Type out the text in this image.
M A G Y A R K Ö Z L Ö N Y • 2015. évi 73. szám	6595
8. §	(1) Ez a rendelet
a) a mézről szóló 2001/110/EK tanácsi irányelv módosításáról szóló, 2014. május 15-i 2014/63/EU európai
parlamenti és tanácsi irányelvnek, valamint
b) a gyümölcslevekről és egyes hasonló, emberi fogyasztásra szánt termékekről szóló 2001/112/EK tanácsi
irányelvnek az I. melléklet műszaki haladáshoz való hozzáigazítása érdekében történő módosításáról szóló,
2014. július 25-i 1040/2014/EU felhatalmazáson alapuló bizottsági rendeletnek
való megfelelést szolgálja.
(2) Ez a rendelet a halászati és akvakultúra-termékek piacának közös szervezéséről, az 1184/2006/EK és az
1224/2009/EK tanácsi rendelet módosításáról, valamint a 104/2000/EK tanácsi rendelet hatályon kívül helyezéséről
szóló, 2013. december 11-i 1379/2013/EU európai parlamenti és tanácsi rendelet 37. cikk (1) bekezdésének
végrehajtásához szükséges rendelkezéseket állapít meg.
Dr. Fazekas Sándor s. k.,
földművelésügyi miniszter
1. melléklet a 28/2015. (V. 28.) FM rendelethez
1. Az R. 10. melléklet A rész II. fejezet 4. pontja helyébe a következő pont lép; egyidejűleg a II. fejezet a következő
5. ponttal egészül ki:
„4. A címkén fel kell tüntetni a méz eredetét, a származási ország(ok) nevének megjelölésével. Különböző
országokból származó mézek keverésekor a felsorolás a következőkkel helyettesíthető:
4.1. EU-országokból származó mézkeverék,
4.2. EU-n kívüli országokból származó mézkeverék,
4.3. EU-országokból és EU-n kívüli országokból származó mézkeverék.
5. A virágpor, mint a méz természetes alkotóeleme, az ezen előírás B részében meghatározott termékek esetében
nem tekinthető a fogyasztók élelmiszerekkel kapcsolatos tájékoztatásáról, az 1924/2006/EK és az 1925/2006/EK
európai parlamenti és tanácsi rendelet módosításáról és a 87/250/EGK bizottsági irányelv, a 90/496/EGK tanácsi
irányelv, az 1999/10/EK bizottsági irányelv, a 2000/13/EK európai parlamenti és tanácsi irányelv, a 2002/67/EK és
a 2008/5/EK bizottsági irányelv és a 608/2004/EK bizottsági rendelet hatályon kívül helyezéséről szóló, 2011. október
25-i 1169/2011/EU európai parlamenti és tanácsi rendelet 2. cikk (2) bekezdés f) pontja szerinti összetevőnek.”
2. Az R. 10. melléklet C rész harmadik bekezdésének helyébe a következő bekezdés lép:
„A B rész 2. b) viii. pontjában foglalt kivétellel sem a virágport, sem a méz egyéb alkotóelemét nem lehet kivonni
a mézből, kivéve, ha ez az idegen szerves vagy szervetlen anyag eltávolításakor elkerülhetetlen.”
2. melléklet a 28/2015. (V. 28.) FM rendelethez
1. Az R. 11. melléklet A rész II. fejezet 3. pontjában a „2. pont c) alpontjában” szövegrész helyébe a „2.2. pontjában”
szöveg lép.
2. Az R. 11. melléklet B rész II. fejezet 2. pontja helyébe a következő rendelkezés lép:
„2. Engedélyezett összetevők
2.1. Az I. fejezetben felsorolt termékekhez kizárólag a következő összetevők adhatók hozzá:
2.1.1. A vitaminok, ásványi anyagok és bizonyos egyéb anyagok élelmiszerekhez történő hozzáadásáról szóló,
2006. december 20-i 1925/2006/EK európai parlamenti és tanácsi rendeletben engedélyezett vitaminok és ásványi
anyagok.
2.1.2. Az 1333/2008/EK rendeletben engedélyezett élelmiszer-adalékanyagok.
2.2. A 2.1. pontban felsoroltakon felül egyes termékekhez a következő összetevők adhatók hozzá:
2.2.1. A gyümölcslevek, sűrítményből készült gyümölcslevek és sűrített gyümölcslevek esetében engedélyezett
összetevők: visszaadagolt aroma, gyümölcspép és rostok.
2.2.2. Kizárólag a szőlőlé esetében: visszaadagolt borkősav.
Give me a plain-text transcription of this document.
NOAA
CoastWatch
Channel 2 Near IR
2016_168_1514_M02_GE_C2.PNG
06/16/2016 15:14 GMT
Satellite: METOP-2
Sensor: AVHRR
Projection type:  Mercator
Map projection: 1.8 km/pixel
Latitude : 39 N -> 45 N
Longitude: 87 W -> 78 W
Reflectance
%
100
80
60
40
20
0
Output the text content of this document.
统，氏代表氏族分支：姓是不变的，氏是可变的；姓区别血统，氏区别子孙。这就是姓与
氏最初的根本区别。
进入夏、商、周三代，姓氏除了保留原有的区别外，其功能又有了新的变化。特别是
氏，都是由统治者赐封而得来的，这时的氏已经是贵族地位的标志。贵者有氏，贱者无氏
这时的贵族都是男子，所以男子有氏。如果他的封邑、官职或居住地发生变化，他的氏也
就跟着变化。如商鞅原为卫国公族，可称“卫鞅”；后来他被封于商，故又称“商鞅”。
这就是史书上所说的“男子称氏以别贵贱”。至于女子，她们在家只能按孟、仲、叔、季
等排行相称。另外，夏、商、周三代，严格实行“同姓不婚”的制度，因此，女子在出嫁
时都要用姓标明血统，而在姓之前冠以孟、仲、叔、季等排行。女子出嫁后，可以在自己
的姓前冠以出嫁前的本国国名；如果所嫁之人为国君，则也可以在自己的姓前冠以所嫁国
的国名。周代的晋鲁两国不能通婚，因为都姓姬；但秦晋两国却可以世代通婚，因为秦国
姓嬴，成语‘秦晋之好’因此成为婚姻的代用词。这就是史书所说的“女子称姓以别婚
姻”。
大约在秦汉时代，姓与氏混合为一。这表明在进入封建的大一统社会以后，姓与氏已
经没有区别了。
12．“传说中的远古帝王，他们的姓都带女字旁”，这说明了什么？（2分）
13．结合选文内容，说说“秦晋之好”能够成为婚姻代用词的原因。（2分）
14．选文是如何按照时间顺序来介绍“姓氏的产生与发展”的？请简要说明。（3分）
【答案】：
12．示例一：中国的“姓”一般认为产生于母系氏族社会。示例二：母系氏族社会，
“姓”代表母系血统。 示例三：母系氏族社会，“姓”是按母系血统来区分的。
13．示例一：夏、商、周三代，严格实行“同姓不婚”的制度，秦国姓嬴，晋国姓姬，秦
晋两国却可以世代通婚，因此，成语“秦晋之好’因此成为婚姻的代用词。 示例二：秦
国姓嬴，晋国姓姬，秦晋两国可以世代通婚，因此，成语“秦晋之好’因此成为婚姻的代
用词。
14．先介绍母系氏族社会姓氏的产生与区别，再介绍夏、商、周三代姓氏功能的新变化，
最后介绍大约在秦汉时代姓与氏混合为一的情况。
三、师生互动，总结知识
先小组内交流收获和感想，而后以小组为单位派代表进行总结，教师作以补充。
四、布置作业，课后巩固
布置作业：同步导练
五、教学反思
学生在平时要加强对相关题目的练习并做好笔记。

CHALLENGE: Filter the listing above by the word "pontja"; copy each line that passes.

PROBLEM SOLUTION:
1. Az R. 10. melléklet A rész II. fejezet 4. pontja helyébe a következő pont lép; egyidejűleg a II. fejezet a következő
25-i 1169/2011/EU európai parlamenti és tanácsi rendelet 2. cikk (2) bekezdés f) pontja szerinti összetevőnek.”
2. Az R. 11. melléklet B rész II. fejezet 2. pontja helyébe a következő rendelkezés lép:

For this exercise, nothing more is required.